(Stored data entries)
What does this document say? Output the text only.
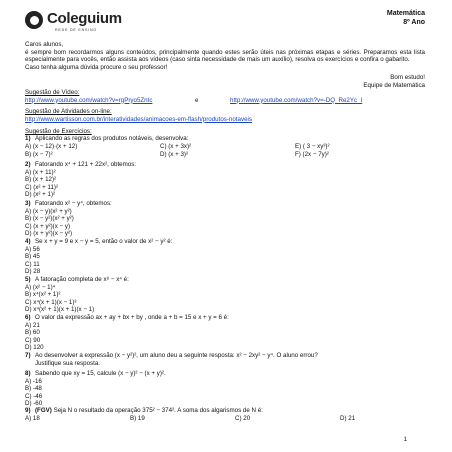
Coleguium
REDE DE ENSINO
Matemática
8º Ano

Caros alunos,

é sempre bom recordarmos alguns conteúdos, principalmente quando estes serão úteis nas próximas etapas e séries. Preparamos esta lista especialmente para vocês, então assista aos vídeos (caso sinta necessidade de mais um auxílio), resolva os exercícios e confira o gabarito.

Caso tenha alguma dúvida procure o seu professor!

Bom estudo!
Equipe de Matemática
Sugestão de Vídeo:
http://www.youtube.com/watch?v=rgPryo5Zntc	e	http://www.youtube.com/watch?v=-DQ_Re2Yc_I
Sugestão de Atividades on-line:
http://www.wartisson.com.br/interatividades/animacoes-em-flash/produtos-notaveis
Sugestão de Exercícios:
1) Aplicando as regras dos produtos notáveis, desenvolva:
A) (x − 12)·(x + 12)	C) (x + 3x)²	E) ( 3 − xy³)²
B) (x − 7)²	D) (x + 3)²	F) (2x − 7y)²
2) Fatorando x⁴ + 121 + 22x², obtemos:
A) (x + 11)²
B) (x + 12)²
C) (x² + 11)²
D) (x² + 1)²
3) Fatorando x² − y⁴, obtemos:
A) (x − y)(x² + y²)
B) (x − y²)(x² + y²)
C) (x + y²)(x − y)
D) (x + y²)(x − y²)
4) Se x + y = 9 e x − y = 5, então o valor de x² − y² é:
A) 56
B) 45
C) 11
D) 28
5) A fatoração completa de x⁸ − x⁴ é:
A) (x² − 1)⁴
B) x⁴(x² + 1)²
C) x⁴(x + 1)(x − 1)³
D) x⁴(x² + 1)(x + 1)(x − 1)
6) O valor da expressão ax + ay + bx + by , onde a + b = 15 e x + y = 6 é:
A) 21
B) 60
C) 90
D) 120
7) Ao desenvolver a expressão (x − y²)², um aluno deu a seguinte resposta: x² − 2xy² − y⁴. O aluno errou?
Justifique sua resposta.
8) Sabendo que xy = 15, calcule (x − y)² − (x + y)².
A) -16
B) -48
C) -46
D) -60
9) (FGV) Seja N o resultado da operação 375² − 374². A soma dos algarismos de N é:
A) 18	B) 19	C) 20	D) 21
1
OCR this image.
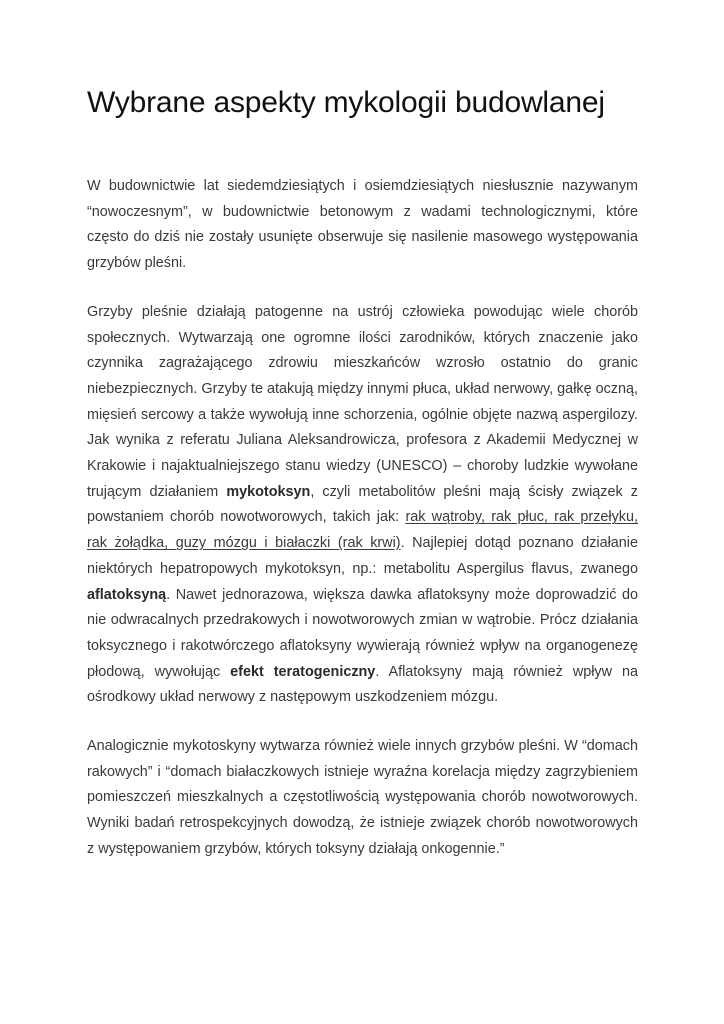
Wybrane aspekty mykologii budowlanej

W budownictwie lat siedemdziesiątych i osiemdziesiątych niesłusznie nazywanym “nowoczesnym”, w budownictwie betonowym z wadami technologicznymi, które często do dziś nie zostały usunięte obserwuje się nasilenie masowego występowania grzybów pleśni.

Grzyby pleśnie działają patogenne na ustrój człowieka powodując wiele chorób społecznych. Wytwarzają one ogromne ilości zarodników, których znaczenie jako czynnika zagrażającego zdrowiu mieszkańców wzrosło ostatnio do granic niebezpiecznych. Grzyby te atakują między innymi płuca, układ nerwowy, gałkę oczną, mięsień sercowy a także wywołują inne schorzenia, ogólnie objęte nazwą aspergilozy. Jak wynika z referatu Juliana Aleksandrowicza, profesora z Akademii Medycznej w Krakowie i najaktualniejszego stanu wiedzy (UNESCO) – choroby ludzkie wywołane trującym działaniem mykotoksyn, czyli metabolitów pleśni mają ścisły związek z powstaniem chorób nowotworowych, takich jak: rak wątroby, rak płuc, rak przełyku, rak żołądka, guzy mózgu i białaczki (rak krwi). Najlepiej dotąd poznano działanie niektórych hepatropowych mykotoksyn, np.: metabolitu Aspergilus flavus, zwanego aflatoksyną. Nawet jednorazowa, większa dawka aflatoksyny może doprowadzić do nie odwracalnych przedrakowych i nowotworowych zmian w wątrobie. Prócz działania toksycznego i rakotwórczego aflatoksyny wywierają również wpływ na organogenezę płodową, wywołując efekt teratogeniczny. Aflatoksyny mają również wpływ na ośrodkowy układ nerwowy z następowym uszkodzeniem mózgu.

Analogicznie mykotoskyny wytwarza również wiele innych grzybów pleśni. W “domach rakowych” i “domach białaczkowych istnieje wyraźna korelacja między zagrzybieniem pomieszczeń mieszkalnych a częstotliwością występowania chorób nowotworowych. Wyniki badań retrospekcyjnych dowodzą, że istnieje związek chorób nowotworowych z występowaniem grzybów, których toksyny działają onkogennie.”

— INSTRUCTIONS TO FOLLOW —
Find all lines where the word "Fatorando" appears. Copy them.

— SOLUTION —
2) Fatorando x⁴ + 121 + 22x², obtemos:
3) Fatorando x² − y⁴, obtemos:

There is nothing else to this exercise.